MATERIALS PROVIDED —
# # # # #

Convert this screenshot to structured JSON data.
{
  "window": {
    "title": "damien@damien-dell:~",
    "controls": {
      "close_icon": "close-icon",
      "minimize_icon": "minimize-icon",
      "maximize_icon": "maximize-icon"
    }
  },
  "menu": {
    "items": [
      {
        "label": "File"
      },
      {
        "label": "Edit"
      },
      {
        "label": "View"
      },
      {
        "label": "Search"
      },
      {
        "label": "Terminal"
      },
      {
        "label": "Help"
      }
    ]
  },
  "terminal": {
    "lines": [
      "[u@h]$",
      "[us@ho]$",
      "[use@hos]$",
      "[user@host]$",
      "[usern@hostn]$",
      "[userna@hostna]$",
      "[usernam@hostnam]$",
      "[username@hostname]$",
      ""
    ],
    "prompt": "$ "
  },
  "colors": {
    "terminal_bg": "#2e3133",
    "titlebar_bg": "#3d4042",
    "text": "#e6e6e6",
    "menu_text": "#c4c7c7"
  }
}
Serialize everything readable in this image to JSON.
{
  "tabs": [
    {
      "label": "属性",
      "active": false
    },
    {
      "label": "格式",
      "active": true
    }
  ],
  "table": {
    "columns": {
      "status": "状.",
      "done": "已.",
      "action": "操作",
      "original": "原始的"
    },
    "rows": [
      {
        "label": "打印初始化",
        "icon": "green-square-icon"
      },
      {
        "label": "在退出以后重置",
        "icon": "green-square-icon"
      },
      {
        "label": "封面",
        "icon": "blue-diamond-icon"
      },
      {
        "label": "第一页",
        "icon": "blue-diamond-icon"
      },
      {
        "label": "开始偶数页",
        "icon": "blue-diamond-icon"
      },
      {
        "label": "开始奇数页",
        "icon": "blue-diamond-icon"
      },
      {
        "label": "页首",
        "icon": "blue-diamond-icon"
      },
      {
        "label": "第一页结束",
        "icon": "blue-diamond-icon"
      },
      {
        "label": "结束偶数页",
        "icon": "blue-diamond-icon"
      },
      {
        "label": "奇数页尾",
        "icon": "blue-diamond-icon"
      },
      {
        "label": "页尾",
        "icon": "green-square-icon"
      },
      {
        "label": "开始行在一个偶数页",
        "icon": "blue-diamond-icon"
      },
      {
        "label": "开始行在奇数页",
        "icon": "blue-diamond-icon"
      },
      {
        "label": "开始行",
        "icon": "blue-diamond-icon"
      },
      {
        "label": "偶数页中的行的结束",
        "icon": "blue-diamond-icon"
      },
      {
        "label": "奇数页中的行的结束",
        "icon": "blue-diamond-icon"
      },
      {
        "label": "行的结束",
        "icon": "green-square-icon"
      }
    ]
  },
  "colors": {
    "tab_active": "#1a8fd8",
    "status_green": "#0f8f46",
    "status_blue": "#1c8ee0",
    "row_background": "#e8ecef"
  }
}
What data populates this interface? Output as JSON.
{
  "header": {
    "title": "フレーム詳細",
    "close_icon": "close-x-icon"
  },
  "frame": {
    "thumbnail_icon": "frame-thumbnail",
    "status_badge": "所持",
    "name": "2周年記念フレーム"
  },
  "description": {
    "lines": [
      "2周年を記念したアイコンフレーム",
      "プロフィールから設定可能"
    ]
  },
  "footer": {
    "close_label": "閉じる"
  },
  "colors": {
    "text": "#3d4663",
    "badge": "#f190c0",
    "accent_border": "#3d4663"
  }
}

# # # # #

Reproduce the data in its entirety, matching each character.

TASK ANSWER —
Convert this screenshot to structured JSON data.
{
  "window": {
    "title": "damien@damien-dell:~",
    "controls": {
      "close_icon": "close-icon",
      "minimize_icon": "minimize-icon",
      "maximize_icon": "maximize-icon"
    }
  },
  "menu": {
    "items": [
      {
        "label": "File"
      },
      {
        "label": "Edit"
      },
      {
        "label": "View"
      },
      {
        "label": "Search"
      },
      {
        "label": "Terminal"
      },
      {
        "label": "Help"
      }
    ]
  },
  "terminal": {
    "lines": [
      "[u@h]$",
      "[us@ho]$",
      "[use@hos]$",
      "[user@host]$",
      "[usern@hostn]$",
      "[userna@hostna]$",
      "[usernam@hostnam]$",
      "[username@hostname]$",
      ""
    ],
    "prompt": "$ "
  },
  "colors": {
    "terminal_bg": "#2e3133",
    "titlebar_bg": "#3d4042",
    "text": "#e6e6e6",
    "menu_text": "#c4c7c7"
  }
}
Serialize everything readable in this image to JSON.
{
  "tabs": [
    {
      "label": "属性",
      "active": false
    },
    {
      "label": "格式",
      "active": true
    }
  ],
  "table": {
    "columns": {
      "status": "状.",
      "done": "已.",
      "action": "操作",
      "original": "原始的"
    },
    "rows": [
      {
        "label": "打印初始化",
        "icon": "green-square-icon"
      },
      {
        "label": "在退出以后重置",
        "icon": "green-square-icon"
      },
      {
        "label": "封面",
        "icon": "blue-diamond-icon"
      },
      {
        "label": "第一页",
        "icon": "blue-diamond-icon"
      },
      {
        "label": "开始偶数页",
        "icon": "blue-diamond-icon"
      },
      {
        "label": "开始奇数页",
        "icon": "blue-diamond-icon"
      },
      {
        "label": "页首",
        "icon": "blue-diamond-icon"
      },
      {
        "label": "第一页结束",
        "icon": "blue-diamond-icon"
      },
      {
        "label": "结束偶数页",
        "icon": "blue-diamond-icon"
      },
      {
        "label": "奇数页尾",
        "icon": "blue-diamond-icon"
      },
      {
        "label": "页尾",
        "icon": "green-square-icon"
      },
      {
        "label": "开始行在一个偶数页",
        "icon": "blue-diamond-icon"
      },
      {
        "label": "开始行在奇数页",
        "icon": "blue-diamond-icon"
      },
      {
        "label": "开始行",
        "icon": "blue-diamond-icon"
      },
      {
        "label": "偶数页中的行的结束",
        "icon": "blue-diamond-icon"
      },
      {
        "label": "奇数页中的行的结束",
        "icon": "blue-diamond-icon"
      },
      {
        "label": "行的结束",
        "icon": "green-square-icon"
      }
    ]
  },
  "colors": {
    "tab_active": "#1a8fd8",
    "status_green": "#0f8f46",
    "status_blue": "#1c8ee0",
    "row_background": "#e8ecef"
  }
}
What data populates this interface? Output as JSON.
{
  "header": {
    "title": "フレーム詳細",
    "close_icon": "close-x-icon"
  },
  "frame": {
    "thumbnail_icon": "frame-thumbnail",
    "status_badge": "所持",
    "name": "2周年記念フレーム"
  },
  "description": {
    "lines": [
      "2周年を記念したアイコンフレーム",
      "プロフィールから設定可能"
    ]
  },
  "footer": {
    "close_label": "閉じる"
  },
  "colors": {
    "text": "#3d4663",
    "badge": "#f190c0",
    "accent_border": "#3d4663"
  }
}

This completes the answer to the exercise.